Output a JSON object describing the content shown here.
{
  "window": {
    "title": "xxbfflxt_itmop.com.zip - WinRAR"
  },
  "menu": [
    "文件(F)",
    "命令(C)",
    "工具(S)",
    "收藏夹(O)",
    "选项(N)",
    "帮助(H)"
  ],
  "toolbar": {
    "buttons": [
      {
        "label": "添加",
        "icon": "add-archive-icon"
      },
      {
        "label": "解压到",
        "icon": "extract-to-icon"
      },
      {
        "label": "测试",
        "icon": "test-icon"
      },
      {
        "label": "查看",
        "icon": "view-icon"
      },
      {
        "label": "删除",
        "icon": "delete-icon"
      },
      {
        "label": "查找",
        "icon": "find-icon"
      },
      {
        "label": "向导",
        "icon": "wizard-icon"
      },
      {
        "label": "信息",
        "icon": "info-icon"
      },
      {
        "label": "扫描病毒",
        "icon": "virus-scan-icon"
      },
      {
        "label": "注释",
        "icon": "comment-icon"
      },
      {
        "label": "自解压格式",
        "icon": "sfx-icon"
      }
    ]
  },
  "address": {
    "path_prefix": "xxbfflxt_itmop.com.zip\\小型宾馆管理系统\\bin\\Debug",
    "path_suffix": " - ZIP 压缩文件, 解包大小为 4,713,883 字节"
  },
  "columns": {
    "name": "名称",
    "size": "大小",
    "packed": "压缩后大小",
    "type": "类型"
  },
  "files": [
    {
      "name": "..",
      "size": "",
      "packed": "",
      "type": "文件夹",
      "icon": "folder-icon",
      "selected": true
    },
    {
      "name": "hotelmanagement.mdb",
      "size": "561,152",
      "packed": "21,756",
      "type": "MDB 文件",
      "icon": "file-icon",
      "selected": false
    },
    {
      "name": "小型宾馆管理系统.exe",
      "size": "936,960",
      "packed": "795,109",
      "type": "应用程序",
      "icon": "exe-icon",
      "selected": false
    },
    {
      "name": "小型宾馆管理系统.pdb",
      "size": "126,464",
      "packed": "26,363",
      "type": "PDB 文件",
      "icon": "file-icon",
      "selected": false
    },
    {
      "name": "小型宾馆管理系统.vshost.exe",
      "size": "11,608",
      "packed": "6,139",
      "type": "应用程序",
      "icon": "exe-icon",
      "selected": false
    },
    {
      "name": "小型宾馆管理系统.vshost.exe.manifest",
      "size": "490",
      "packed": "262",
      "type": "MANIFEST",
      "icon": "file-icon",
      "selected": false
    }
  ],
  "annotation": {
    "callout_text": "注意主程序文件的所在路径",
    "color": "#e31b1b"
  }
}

■ **EXERCISE REQUIREMENTS**
From the data above, pick out each line containing "name" and copy it.

■ **SOLUTION FOR THIS PROBLEM**
    "name": "名称",
      "name": "..",
      "name": "hotelmanagement.mdb",
      "name": "小型宾馆管理系统.exe",
      "name": "小型宾馆管理系统.pdb",
      "name": "小型宾馆管理系统.vshost.exe",
      "name": "小型宾馆管理系统.vshost.exe.manifest",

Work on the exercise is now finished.